→ **What you have to do**
Will you give every entry again exactly as it stands?

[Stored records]

%%

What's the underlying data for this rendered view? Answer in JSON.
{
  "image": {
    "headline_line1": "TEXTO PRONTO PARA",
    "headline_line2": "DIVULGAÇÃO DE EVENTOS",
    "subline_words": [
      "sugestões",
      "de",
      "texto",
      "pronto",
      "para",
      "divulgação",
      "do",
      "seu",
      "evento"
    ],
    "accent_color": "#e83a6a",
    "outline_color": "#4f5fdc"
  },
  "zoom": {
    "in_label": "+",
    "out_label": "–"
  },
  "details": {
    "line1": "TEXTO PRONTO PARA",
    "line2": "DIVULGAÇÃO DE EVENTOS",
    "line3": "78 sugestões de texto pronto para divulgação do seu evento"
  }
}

%%

→ **Written answer**
What's the underlying data for this rendered view? Answer in JSON.
{
  "image": {
    "headline_line1": "TEXTO PRONTO PARA",
    "headline_line2": "DIVULGAÇÃO DE EVENTOS",
    "subline_words": [
      "sugestões",
      "de",
      "texto",
      "pronto",
      "para",
      "divulgação",
      "do",
      "seu",
      "evento"
    ],
    "accent_color": "#e83a6a",
    "outline_color": "#4f5fdc"
  },
  "zoom": {
    "in_label": "+",
    "out_label": "–"
  },
  "details": {
    "line1": "TEXTO PRONTO PARA",
    "line2": "DIVULGAÇÃO DE EVENTOS",
    "line3": "78 sugestões de texto pronto para divulgação do seu evento"
  }
}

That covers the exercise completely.